**TASK DIRECTIONS:** Copy every record below exactly as written, but leave out the pictures.

**DATASET:**
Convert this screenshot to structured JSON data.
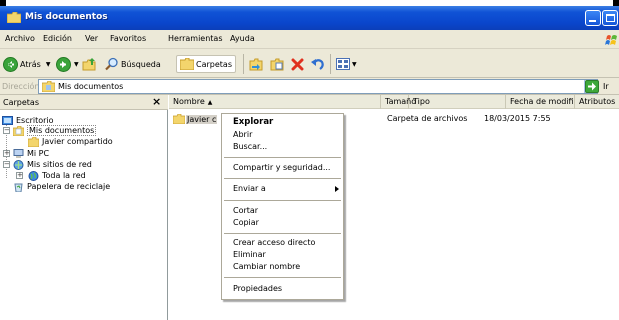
{
  "window": {
    "title": "Mis documentos"
  },
  "menubar": {
    "items": [
      {
        "label": "Archivo"
      },
      {
        "label": "Edición"
      },
      {
        "label": "Ver"
      },
      {
        "label": "Favoritos"
      },
      {
        "label": "Herramientas"
      },
      {
        "label": "Ayuda"
      }
    ]
  },
  "toolbar": {
    "back_label": "Atrás",
    "search_label": "Búsqueda",
    "folders_label": "Carpetas"
  },
  "address": {
    "label": "Dirección",
    "value": "Mis documentos",
    "go_label": "Ir"
  },
  "folders_pane": {
    "title": "Carpetas",
    "close": "×",
    "items": [
      {
        "label": "Escritorio"
      },
      {
        "label": "Mis documentos"
      },
      {
        "label": "Javier compartido"
      },
      {
        "label": "Mi PC"
      },
      {
        "label": "Mis sitios de red"
      },
      {
        "label": "Toda la red"
      },
      {
        "label": "Papelera de reciclaje"
      }
    ]
  },
  "file_list": {
    "columns": [
      {
        "label": "Nombre"
      },
      {
        "label": "Tamaño"
      },
      {
        "label": "Tipo"
      },
      {
        "label": "Fecha de modificación"
      },
      {
        "label": "Atributos"
      }
    ],
    "rows": [
      {
        "name": "Javier c",
        "size": "",
        "type": "Carpeta de archivos",
        "modified": "18/03/2015 7:55",
        "attributes": ""
      }
    ]
  },
  "context_menu": {
    "items": [
      {
        "label": "Explorar"
      },
      {
        "label": "Abrir"
      },
      {
        "label": "Buscar..."
      },
      {
        "label": "Compartir y seguridad..."
      },
      {
        "label": "Enviar a"
      },
      {
        "label": "Cortar"
      },
      {
        "label": "Copiar"
      },
      {
        "label": "Crear acceso directo"
      },
      {
        "label": "Eliminar"
      },
      {
        "label": "Cambiar nombre"
      },
      {
        "label": "Propiedades"
      }
    ]
  },
  "colors": {
    "titlebar": "#0a46cc",
    "chrome": "#ece9d8",
    "folder": "#f2d26b",
    "go_green": "#3da83a"
  }
}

**THE RESPONSE:**
Convert this screenshot to structured JSON data.
{
  "window": {
    "title": "Mis documentos"
  },
  "menubar": {
    "items": [
      {
        "label": "Archivo"
      },
      {
        "label": "Edición"
      },
      {
        "label": "Ver"
      },
      {
        "label": "Favoritos"
      },
      {
        "label": "Herramientas"
      },
      {
        "label": "Ayuda"
      }
    ]
  },
  "toolbar": {
    "back_label": "Atrás",
    "search_label": "Búsqueda",
    "folders_label": "Carpetas"
  },
  "address": {
    "label": "Dirección",
    "value": "Mis documentos",
    "go_label": "Ir"
  },
  "folders_pane": {
    "title": "Carpetas",
    "close": "×",
    "items": [
      {
        "label": "Escritorio"
      },
      {
        "label": "Mis documentos"
      },
      {
        "label": "Javier compartido"
      },
      {
        "label": "Mi PC"
      },
      {
        "label": "Mis sitios de red"
      },
      {
        "label": "Toda la red"
      },
      {
        "label": "Papelera de reciclaje"
      }
    ]
  },
  "file_list": {
    "columns": [
      {
        "label": "Nombre"
      },
      {
        "label": "Tamaño"
      },
      {
        "label": "Tipo"
      },
      {
        "label": "Fecha de modificación"
      },
      {
        "label": "Atributos"
      }
    ],
    "rows": [
      {
        "name": "Javier c",
        "size": "",
        "type": "Carpeta de archivos",
        "modified": "18/03/2015 7:55",
        "attributes": ""
      }
    ]
  },
  "context_menu": {
    "items": [
      {
        "label": "Explorar"
      },
      {
        "label": "Abrir"
      },
      {
        "label": "Buscar..."
      },
      {
        "label": "Compartir y seguridad..."
      },
      {
        "label": "Enviar a"
      },
      {
        "label": "Cortar"
      },
      {
        "label": "Copiar"
      },
      {
        "label": "Crear acceso directo"
      },
      {
        "label": "Eliminar"
      },
      {
        "label": "Cambiar nombre"
      },
      {
        "label": "Propiedades"
      }
    ]
  },
  "colors": {
    "titlebar": "#0a46cc",
    "chrome": "#ece9d8",
    "folder": "#f2d26b",
    "go_green": "#3da83a"
  }
}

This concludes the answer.